Exercise aim
Collect every line in the records below that contains the word "Search".

Given records
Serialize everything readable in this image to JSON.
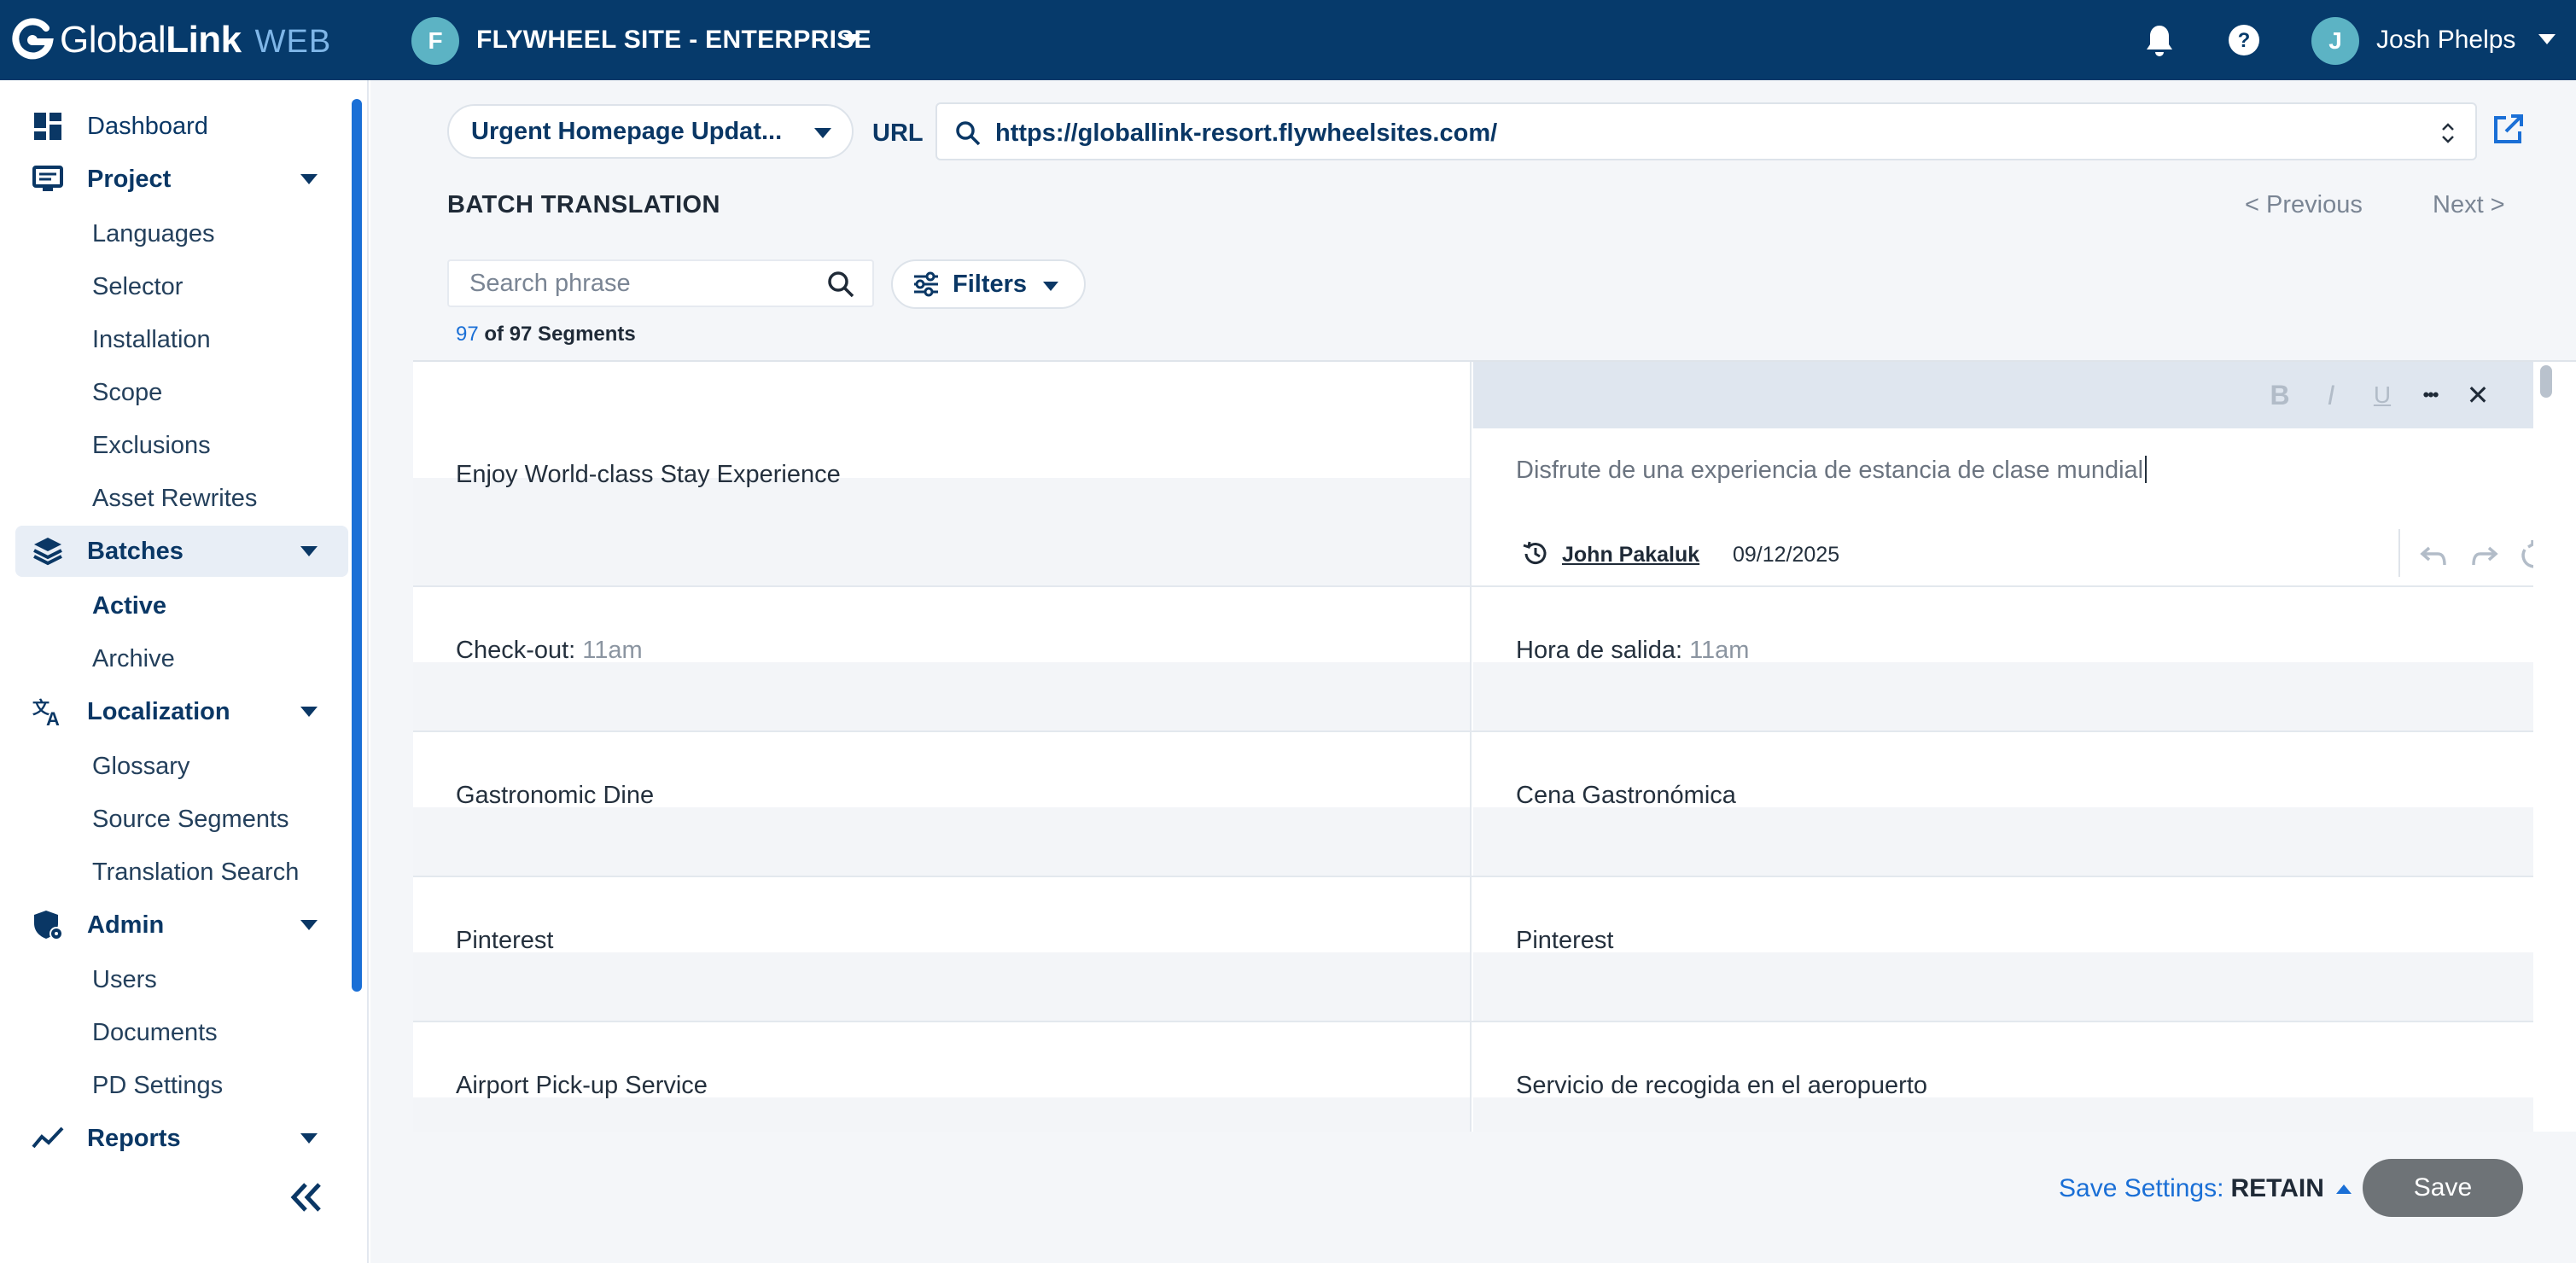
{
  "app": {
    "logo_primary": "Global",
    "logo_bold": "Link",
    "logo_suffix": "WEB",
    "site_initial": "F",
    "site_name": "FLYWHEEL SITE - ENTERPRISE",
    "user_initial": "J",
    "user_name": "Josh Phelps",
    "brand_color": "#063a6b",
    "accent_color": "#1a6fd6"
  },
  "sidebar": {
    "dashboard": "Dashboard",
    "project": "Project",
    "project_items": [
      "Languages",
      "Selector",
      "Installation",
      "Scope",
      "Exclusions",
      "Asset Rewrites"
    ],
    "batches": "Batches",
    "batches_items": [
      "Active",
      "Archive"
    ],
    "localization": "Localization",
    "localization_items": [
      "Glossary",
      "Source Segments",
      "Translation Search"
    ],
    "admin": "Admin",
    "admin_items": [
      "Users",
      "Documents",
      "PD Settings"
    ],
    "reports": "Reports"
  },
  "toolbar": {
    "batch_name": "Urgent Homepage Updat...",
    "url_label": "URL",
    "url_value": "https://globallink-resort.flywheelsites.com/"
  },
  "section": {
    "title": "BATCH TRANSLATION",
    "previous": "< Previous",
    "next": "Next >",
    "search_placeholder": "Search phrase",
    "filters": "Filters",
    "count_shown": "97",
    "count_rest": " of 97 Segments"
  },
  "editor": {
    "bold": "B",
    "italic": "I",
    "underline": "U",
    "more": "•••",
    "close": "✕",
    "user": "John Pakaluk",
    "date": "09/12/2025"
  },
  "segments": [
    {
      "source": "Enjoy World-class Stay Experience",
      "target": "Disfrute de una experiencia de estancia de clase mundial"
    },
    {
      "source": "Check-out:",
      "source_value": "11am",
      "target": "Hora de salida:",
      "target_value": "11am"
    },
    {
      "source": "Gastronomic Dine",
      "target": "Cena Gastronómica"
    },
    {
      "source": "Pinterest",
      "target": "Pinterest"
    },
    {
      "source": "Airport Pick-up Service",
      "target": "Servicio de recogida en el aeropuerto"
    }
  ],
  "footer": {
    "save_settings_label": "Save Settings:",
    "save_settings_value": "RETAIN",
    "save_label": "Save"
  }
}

--

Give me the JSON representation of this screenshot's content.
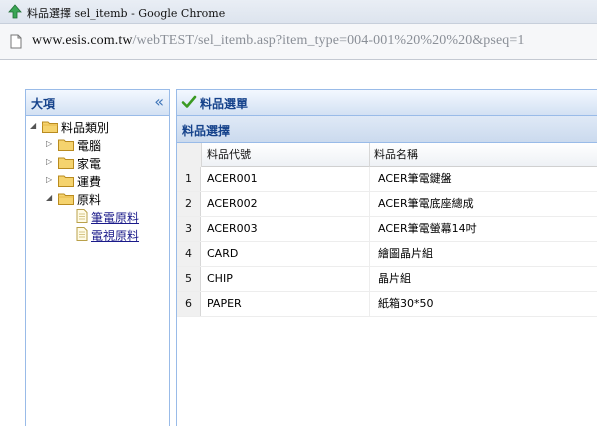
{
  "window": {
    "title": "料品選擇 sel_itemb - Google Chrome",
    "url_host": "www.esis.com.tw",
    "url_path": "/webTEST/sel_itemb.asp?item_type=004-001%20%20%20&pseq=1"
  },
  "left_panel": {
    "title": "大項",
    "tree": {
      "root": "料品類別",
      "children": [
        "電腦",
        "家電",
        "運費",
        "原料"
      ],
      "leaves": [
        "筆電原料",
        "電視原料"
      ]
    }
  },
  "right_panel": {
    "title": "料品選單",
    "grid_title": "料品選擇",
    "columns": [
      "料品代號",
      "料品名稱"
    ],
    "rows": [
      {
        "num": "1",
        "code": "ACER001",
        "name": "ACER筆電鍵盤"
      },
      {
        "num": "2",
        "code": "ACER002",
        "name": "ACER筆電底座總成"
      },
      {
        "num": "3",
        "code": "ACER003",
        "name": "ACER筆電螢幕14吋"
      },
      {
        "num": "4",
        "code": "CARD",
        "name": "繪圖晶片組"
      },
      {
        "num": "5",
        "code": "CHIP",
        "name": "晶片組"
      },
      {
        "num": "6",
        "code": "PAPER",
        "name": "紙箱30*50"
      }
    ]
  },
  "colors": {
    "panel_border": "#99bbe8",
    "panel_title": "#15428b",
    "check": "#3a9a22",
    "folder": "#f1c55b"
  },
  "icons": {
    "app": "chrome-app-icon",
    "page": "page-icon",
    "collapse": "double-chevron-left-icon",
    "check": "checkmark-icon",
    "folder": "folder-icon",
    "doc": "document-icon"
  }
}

==

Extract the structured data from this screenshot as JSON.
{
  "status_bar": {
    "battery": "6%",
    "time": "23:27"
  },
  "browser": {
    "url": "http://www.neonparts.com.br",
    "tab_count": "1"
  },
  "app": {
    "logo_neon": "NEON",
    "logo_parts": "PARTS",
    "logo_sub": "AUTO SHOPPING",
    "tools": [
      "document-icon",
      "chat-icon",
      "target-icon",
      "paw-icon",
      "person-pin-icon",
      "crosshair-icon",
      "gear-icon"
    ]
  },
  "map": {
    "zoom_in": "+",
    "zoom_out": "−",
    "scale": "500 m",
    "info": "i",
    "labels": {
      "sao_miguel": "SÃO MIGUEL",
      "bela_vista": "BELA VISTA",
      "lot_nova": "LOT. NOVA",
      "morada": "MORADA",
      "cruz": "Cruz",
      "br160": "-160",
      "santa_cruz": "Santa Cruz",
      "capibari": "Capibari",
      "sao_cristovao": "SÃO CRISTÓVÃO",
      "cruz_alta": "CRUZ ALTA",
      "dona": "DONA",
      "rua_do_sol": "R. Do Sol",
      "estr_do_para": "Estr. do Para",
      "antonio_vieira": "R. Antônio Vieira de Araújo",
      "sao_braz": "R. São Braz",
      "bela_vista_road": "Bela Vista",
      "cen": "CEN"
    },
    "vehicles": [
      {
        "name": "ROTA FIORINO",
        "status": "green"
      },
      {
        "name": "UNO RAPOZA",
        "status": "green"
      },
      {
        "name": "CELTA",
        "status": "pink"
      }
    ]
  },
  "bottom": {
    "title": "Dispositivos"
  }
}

Exercise output
      "Translation Search"
    "search_placeholder": "Search phrase",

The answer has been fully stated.